» **Task requirements**: Quote the entries word for word. Omit the pictures.
>> Start
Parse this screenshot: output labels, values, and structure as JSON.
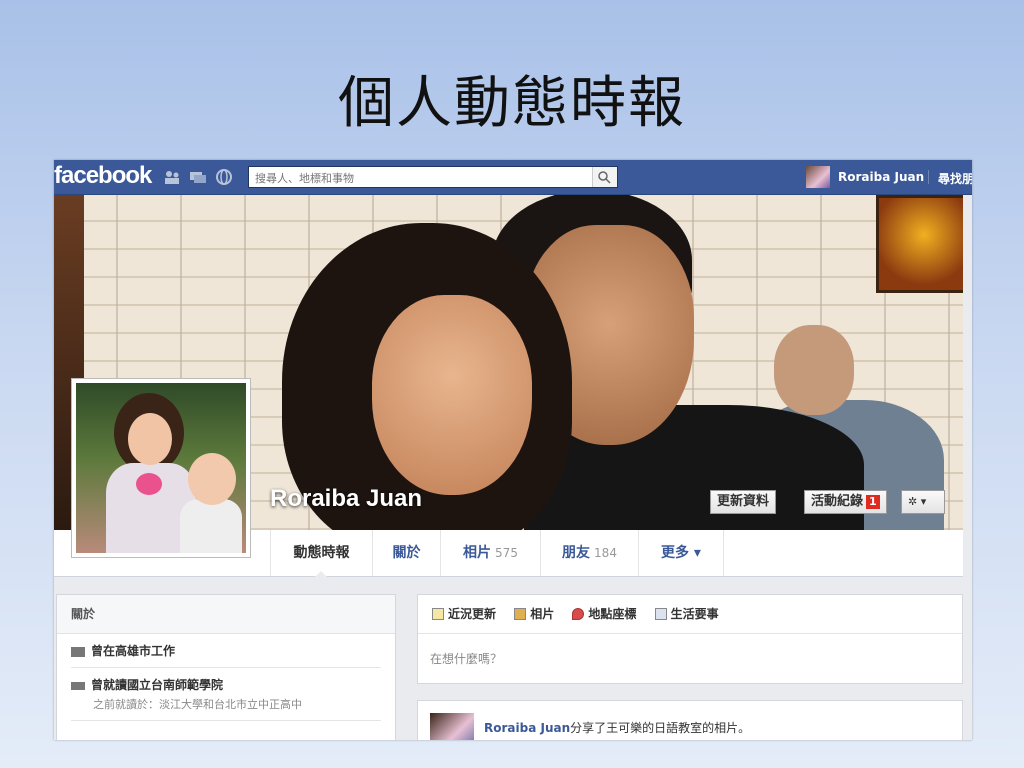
{
  "slide": {
    "title": "個人動態時報"
  },
  "topbar": {
    "logo": "facebook",
    "search_placeholder": "搜尋人、地標和事物",
    "user_name": "Roraiba Juan",
    "find_friends": "尋找朋友"
  },
  "profile": {
    "name": "Roraiba Juan",
    "update_info_label": "更新資料",
    "activity_log_label": "活動紀錄",
    "activity_badge": "1",
    "settings_label": "✲ ▾"
  },
  "tabs": [
    {
      "label": "動態時報",
      "count": ""
    },
    {
      "label": "關於",
      "count": ""
    },
    {
      "label": "相片",
      "count": "575"
    },
    {
      "label": "朋友",
      "count": "184"
    },
    {
      "label": "更多 ▾",
      "count": ""
    }
  ],
  "about": {
    "heading": "關於",
    "work": "曾在高雄市工作",
    "school": "曾就讀國立台南師範學院",
    "school_sub": "之前就讀於：淡江大學和台北市立中正高中"
  },
  "composer": {
    "tabs": [
      "近況更新",
      "相片",
      "地點座標",
      "生活要事"
    ],
    "placeholder": "在想什麼嗎？"
  },
  "story": {
    "user": "Roraiba Juan",
    "text": "分享了王可樂的日語教室的相片。"
  },
  "colors": {
    "fb_blue": "#3b5998",
    "badge_red": "#e02a1f"
  }
}
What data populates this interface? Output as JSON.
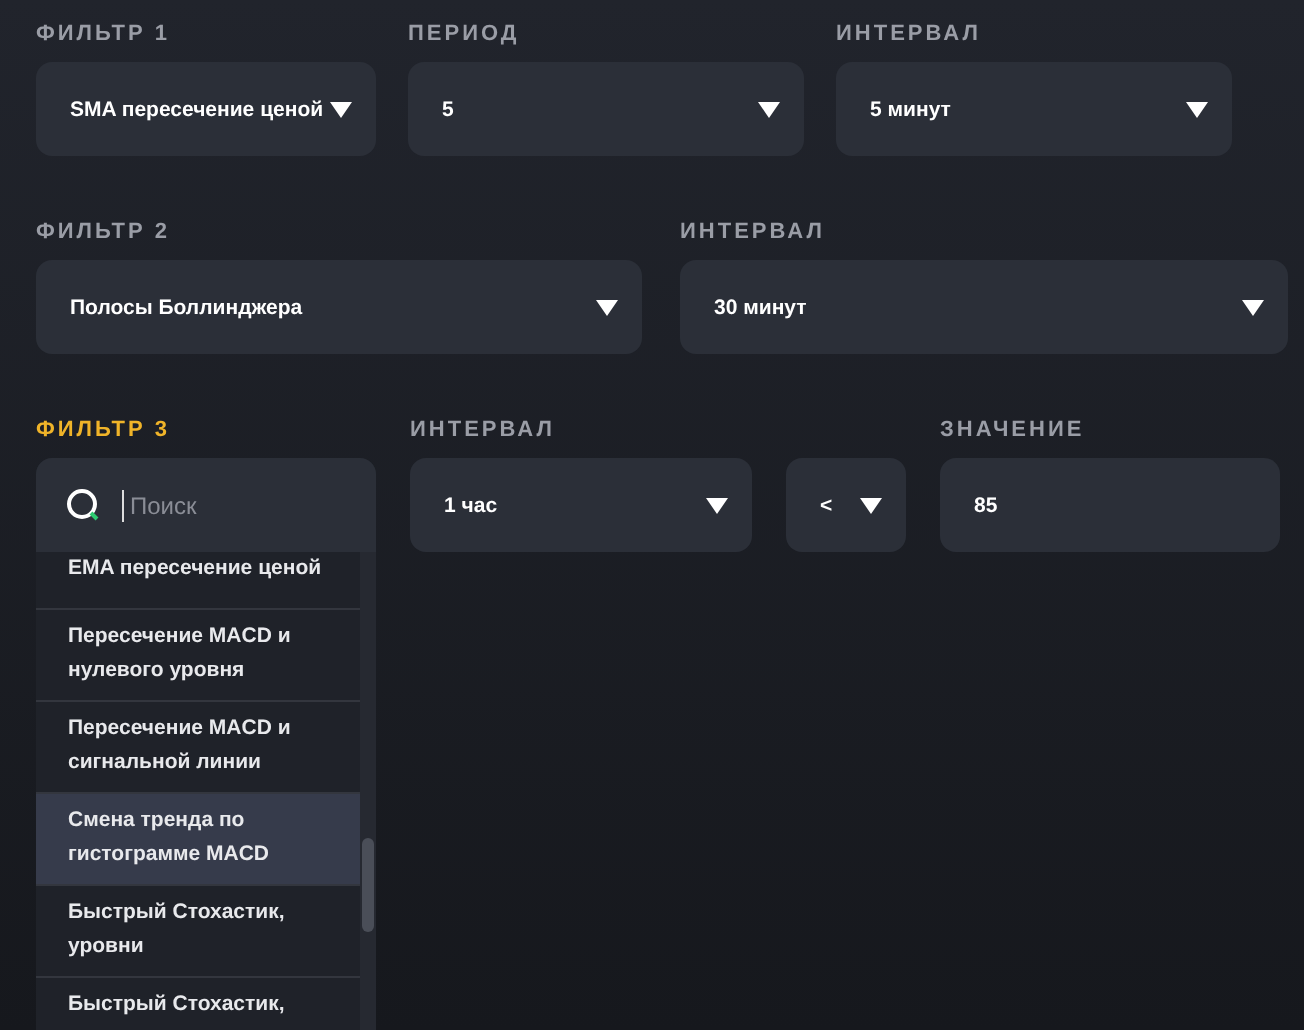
{
  "rows": [
    {
      "fields": [
        {
          "label": "ФИЛЬТР 1",
          "value": "SMA пересечение ценой",
          "active": false,
          "kind": "select"
        },
        {
          "label": "ПЕРИОД",
          "value": "5",
          "active": false,
          "kind": "select"
        },
        {
          "label": "ИНТЕРВАЛ",
          "value": "5 минут",
          "active": false,
          "kind": "select"
        }
      ]
    },
    {
      "fields": [
        {
          "label": "ФИЛЬТР 2",
          "value": "Полосы Боллинджера",
          "active": false,
          "kind": "select"
        },
        {
          "label": "ИНТЕРВАЛ",
          "value": "30 минут",
          "active": false,
          "kind": "select"
        }
      ]
    }
  ],
  "filter3": {
    "label": "ФИЛЬТР 3",
    "active": true,
    "search": {
      "placeholder": "Поиск"
    },
    "options": [
      {
        "label": "EMA пересечение ценой",
        "selected": false
      },
      {
        "label": "Пересечение MACD и нулевого уровня",
        "selected": false
      },
      {
        "label": "Пересечение MACD и сигнальной линии",
        "selected": false
      },
      {
        "label": "Смена тренда по гистограмме MACD",
        "selected": true
      },
      {
        "label": "Быстрый Стохастик, уровни",
        "selected": false
      },
      {
        "label": "Быстрый Стохастик,",
        "selected": false
      }
    ]
  },
  "interval3": {
    "label": "ИНТЕРВАЛ",
    "value": "1 час"
  },
  "operator": {
    "value": "<"
  },
  "threshold": {
    "label": "ЗНАЧЕНИЕ",
    "value": "85"
  }
}
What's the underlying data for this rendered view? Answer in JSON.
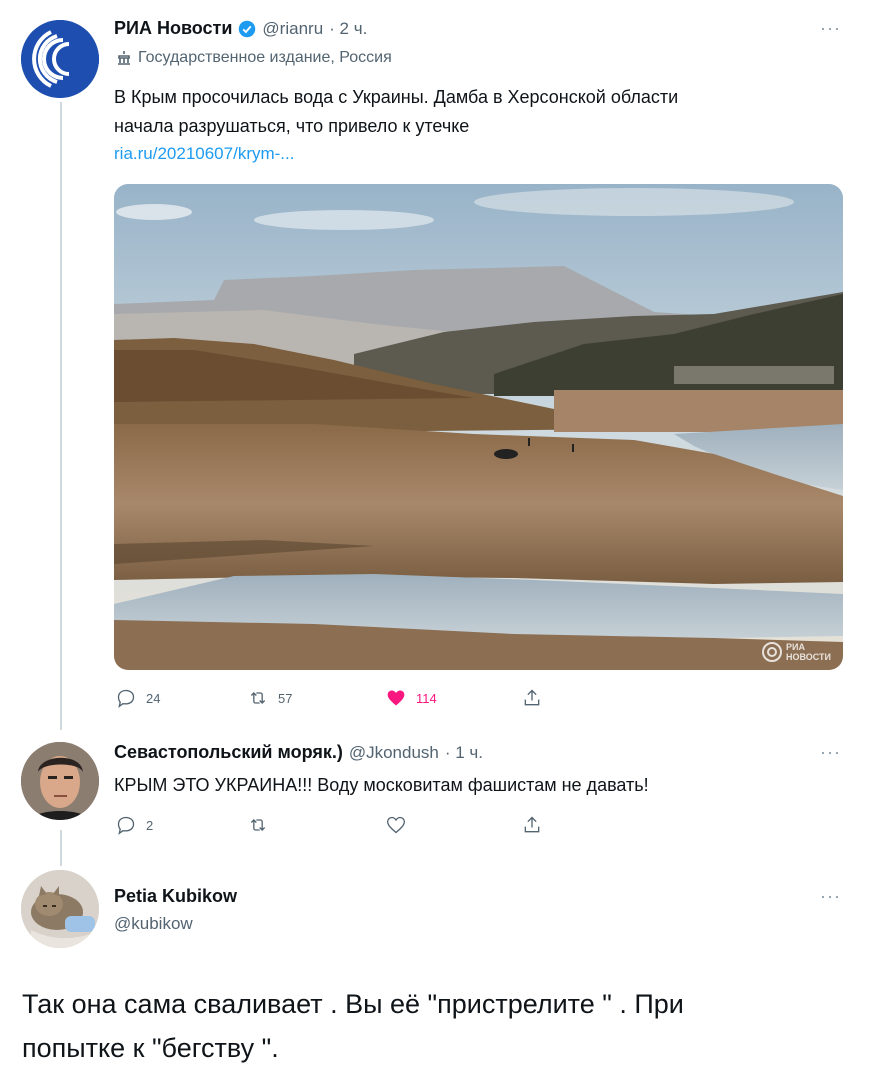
{
  "tweet1": {
    "name": "РИА Новости",
    "handle": "@rianru",
    "time": "· 2 ч.",
    "label": "Государственное издание, Россия",
    "text_line1": "В Крым просочилась вода с Украины. Дамба в Херсонской области",
    "text_line2": "начала разрушаться, что привело к утечке",
    "link": "ria.ru/20210607/krym-...",
    "watermark_top": "РИА",
    "watermark_bottom": "НОВОСТИ",
    "replies": "24",
    "retweets": "57",
    "likes": "114",
    "like_color": "#f91880",
    "more": "···"
  },
  "tweet2": {
    "name": "Севастопольский моряк.)",
    "handle": "@Jkondush",
    "time": "· 1 ч.",
    "text": "КРЫМ ЭТО УКРАИНА!!! Воду московитам фашистам не давать!",
    "replies": "2",
    "more": "···"
  },
  "tweet3": {
    "name": "Petia Kubikow",
    "handle": "@kubikow",
    "more": "···",
    "text_line1": "Так она сама сваливает . Вы её \"пристрелите \" . При",
    "text_line2": "попытке к \"бегству \"."
  },
  "colors": {
    "accent": "#1d9bf0",
    "verified": "#1d9bf0",
    "muted": "#536471"
  }
}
>> End
» **Answer to the exercise**:
Parse this screenshot: output labels, values, and structure as JSON.
{
  "slide": {
    "title": "個人動態時報"
  },
  "topbar": {
    "logo": "facebook",
    "search_placeholder": "搜尋人、地標和事物",
    "user_name": "Roraiba Juan",
    "find_friends": "尋找朋友"
  },
  "profile": {
    "name": "Roraiba Juan",
    "update_info_label": "更新資料",
    "activity_log_label": "活動紀錄",
    "activity_badge": "1",
    "settings_label": "✲ ▾"
  },
  "tabs": [
    {
      "label": "動態時報",
      "count": ""
    },
    {
      "label": "關於",
      "count": ""
    },
    {
      "label": "相片",
      "count": "575"
    },
    {
      "label": "朋友",
      "count": "184"
    },
    {
      "label": "更多 ▾",
      "count": ""
    }
  ],
  "about": {
    "heading": "關於",
    "work": "曾在高雄市工作",
    "school": "曾就讀國立台南師範學院",
    "school_sub": "之前就讀於：淡江大學和台北市立中正高中"
  },
  "composer": {
    "tabs": [
      "近況更新",
      "相片",
      "地點座標",
      "生活要事"
    ],
    "placeholder": "在想什麼嗎？"
  },
  "story": {
    "user": "Roraiba Juan",
    "text": "分享了王可樂的日語教室的相片。"
  },
  "colors": {
    "fb_blue": "#3b5998",
    "badge_red": "#e02a1f"
  }
}
What data populates this interface? Output as JSON.
{
  "rows": [
    {
      "fields": [
        {
          "label": "ФИЛЬТР 1",
          "value": "SMA пересечение ценой",
          "active": false,
          "kind": "select"
        },
        {
          "label": "ПЕРИОД",
          "value": "5",
          "active": false,
          "kind": "select"
        },
        {
          "label": "ИНТЕРВАЛ",
          "value": "5 минут",
          "active": false,
          "kind": "select"
        }
      ]
    },
    {
      "fields": [
        {
          "label": "ФИЛЬТР 2",
          "value": "Полосы Боллинджера",
          "active": false,
          "kind": "select"
        },
        {
          "label": "ИНТЕРВАЛ",
          "value": "30 минут",
          "active": false,
          "kind": "select"
        }
      ]
    }
  ],
  "filter3": {
    "label": "ФИЛЬТР 3",
    "active": true,
    "search": {
      "placeholder": "Поиск"
    },
    "options": [
      {
        "label": "EMA пересечение ценой",
        "selected": false
      },
      {
        "label": "Пересечение MACD и нулевого уровня",
        "selected": false
      },
      {
        "label": "Пересечение MACD и сигнальной линии",
        "selected": false
      },
      {
        "label": "Смена тренда по гистограмме MACD",
        "selected": true
      },
      {
        "label": "Быстрый Стохастик, уровни",
        "selected": false
      },
      {
        "label": "Быстрый Стохастик,",
        "selected": false
      }
    ]
  },
  "interval3": {
    "label": "ИНТЕРВАЛ",
    "value": "1 час"
  },
  "operator": {
    "value": "<"
  },
  "threshold": {
    "label": "ЗНАЧЕНИЕ",
    "value": "85"
  }
}
What's the underlying data for this rendered view? Answer in JSON.
{
  "tweet1": {
    "name": "РИА Новости",
    "handle": "@rianru",
    "time": "· 2 ч.",
    "label": "Государственное издание, Россия",
    "text_line1": "В Крым просочилась вода с Украины. Дамба в Херсонской области",
    "text_line2": "начала разрушаться, что привело к утечке",
    "link": "ria.ru/20210607/krym-...",
    "watermark_top": "РИА",
    "watermark_bottom": "НОВОСТИ",
    "replies": "24",
    "retweets": "57",
    "likes": "114",
    "like_color": "#f91880",
    "more": "···"
  },
  "tweet2": {
    "name": "Севастопольский моряк.)",
    "handle": "@Jkondush",
    "time": "· 1 ч.",
    "text": "КРЫМ ЭТО УКРАИНА!!! Воду московитам фашистам не давать!",
    "replies": "2",
    "more": "···"
  },
  "tweet3": {
    "name": "Petia Kubikow",
    "handle": "@kubikow",
    "more": "···",
    "text_line1": "Так она сама сваливает . Вы её \"пристрелите \" . При",
    "text_line2": "попытке к \"бегству \"."
  },
  "colors": {
    "accent": "#1d9bf0",
    "verified": "#1d9bf0",
    "muted": "#536471"
  }
}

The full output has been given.